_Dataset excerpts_
>> BEGIN

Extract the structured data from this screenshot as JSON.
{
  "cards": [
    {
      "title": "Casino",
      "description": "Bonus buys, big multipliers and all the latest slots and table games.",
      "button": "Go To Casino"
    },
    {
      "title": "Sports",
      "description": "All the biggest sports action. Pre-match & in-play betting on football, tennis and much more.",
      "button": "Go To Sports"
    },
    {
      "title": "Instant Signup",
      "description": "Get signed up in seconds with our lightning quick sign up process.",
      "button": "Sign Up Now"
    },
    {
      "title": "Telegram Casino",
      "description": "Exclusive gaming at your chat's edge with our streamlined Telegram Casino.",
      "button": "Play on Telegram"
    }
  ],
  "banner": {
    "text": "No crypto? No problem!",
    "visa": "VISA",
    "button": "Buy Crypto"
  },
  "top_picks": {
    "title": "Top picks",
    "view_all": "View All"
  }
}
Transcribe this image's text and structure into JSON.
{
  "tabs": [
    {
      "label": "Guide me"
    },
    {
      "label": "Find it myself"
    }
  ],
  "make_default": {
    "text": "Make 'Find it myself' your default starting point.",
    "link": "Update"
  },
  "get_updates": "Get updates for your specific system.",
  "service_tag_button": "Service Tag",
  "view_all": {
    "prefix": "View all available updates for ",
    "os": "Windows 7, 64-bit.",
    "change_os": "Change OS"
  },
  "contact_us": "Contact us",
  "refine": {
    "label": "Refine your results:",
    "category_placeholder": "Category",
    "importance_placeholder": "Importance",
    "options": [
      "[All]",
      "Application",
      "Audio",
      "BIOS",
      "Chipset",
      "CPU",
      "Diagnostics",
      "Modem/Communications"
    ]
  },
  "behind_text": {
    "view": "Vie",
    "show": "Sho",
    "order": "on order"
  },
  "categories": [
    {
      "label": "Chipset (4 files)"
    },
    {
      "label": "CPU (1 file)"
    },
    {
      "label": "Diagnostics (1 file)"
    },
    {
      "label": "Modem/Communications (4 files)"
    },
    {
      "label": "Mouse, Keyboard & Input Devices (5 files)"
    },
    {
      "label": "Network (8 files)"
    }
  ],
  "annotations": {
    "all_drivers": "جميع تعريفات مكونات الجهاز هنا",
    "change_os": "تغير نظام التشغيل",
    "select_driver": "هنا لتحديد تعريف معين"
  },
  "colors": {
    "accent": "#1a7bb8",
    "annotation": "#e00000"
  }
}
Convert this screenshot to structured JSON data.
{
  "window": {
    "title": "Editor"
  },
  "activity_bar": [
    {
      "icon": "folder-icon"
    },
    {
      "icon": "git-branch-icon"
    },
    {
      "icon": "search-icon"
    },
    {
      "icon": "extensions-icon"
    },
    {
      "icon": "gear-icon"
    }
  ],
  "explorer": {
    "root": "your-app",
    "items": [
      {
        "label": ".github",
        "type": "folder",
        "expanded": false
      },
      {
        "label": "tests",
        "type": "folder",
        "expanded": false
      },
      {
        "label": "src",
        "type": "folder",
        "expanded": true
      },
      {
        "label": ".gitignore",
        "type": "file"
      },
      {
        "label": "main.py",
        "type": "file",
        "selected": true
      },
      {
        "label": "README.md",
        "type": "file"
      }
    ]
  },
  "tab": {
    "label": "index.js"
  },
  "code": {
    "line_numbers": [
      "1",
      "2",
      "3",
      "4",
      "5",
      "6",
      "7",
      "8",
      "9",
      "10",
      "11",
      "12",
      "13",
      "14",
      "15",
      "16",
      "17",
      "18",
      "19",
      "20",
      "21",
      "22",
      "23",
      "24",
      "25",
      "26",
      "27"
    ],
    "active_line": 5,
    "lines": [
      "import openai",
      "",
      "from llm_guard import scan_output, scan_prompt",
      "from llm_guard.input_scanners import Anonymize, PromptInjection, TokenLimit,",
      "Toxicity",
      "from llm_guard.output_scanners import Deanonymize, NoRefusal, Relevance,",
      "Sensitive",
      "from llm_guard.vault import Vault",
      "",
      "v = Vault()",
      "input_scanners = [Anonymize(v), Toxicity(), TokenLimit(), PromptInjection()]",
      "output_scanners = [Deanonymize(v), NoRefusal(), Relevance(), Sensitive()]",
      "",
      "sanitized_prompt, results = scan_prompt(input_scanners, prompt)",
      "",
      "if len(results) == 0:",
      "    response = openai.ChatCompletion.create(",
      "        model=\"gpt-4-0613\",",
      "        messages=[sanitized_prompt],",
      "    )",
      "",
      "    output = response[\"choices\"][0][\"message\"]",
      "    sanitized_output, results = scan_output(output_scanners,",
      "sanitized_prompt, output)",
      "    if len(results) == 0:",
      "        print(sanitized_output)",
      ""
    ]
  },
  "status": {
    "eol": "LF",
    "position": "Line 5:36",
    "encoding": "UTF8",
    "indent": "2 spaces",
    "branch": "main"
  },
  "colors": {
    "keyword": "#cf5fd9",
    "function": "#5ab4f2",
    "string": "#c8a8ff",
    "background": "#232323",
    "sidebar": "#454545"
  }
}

>> END

_Goal of the exercise_
Report all lines of the data above that include the string "Casino".

_Solution for this problem_
      "title": "Casino",
      "button": "Go To Casino"
      "title": "Telegram Casino",
      "description": "Exclusive gaming at your chat's edge with our streamlined Telegram Casino.",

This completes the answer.